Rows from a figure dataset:
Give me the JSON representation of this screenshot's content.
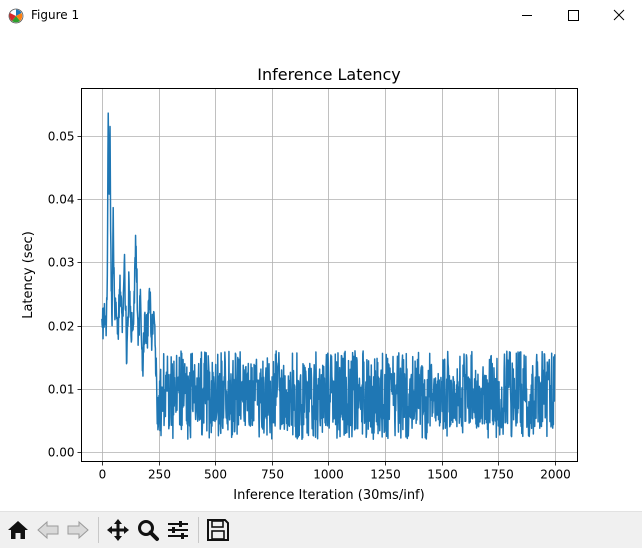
{
  "window": {
    "title": "Figure 1"
  },
  "toolbar": {
    "buttons": [
      {
        "name": "home-button",
        "icon": "home-icon"
      },
      {
        "name": "back-button",
        "icon": "left-arrow-icon"
      },
      {
        "name": "forward-button",
        "icon": "right-arrow-icon"
      },
      {
        "name": "pan-button",
        "icon": "move-icon"
      },
      {
        "name": "zoom-button",
        "icon": "magnifier-icon"
      },
      {
        "name": "configure-subplots-button",
        "icon": "sliders-icon"
      },
      {
        "name": "save-button",
        "icon": "floppy-disk-icon"
      }
    ]
  },
  "chart_data": {
    "type": "line",
    "title": "Inference Latency",
    "xlabel": "Inference Iteration (30ms/inf)",
    "ylabel": "Latency (sec)",
    "xlim": [
      -90,
      2100
    ],
    "ylim": [
      -0.0015,
      0.0575
    ],
    "xticks": [
      0,
      250,
      500,
      750,
      1000,
      1250,
      1500,
      1750,
      2000
    ],
    "yticks": [
      0.0,
      0.01,
      0.02,
      0.03,
      0.04,
      0.05
    ],
    "ytick_labels": [
      "0.00",
      "0.01",
      "0.02",
      "0.03",
      "0.04",
      "0.05"
    ],
    "grid": true,
    "line_color": "#1f77b4",
    "series": [
      {
        "name": "latency",
        "sampling": "approximate profile read from plot; high-frequency noise between min/max bands",
        "x": [
          0,
          5,
          10,
          15,
          20,
          24,
          28,
          32,
          36,
          40,
          45,
          50,
          55,
          60,
          70,
          80,
          90,
          100,
          110,
          120,
          130,
          140,
          150,
          160,
          170,
          180,
          190,
          200,
          210,
          220,
          230,
          240,
          2000
        ],
        "y": [
          0.022,
          0.019,
          0.021,
          0.023,
          0.019,
          0.03,
          0.055,
          0.04,
          0.051,
          0.03,
          0.02,
          0.037,
          0.024,
          0.022,
          0.019,
          0.025,
          0.021,
          0.03,
          0.015,
          0.027,
          0.02,
          0.022,
          0.034,
          0.018,
          0.024,
          0.013,
          0.021,
          0.018,
          0.025,
          0.019,
          0.024,
          0.01,
          0.008
        ],
        "band_after_250": {
          "min": 0.002,
          "max": 0.016,
          "typical": 0.0075
        }
      }
    ]
  }
}
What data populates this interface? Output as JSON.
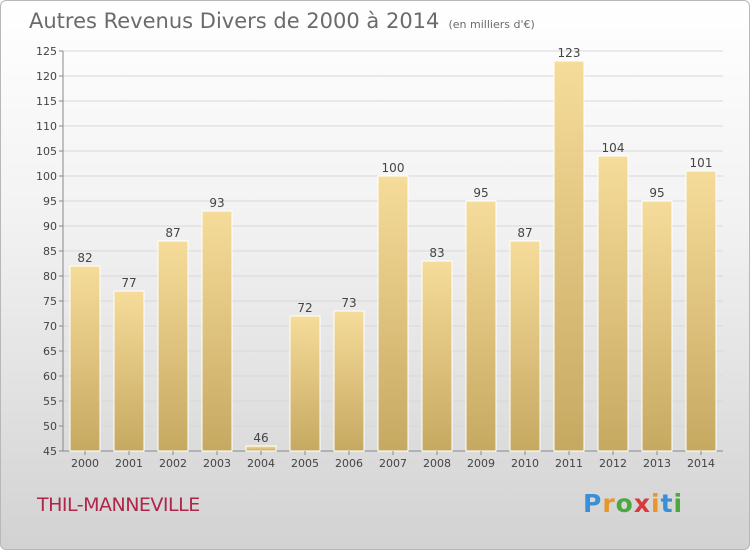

→ **What to produce**:
Check every line of the data above for the string "name", and copy those that have it.

→ **Full solution**:
        "name": "home-button",
        "name": "back-button",
        "name": "forward-button",
        "name": "pan-button",
        "name": "zoom-button",
        "name": "configure-subplots-button",
        "name": "save-button",
        "name": "latency",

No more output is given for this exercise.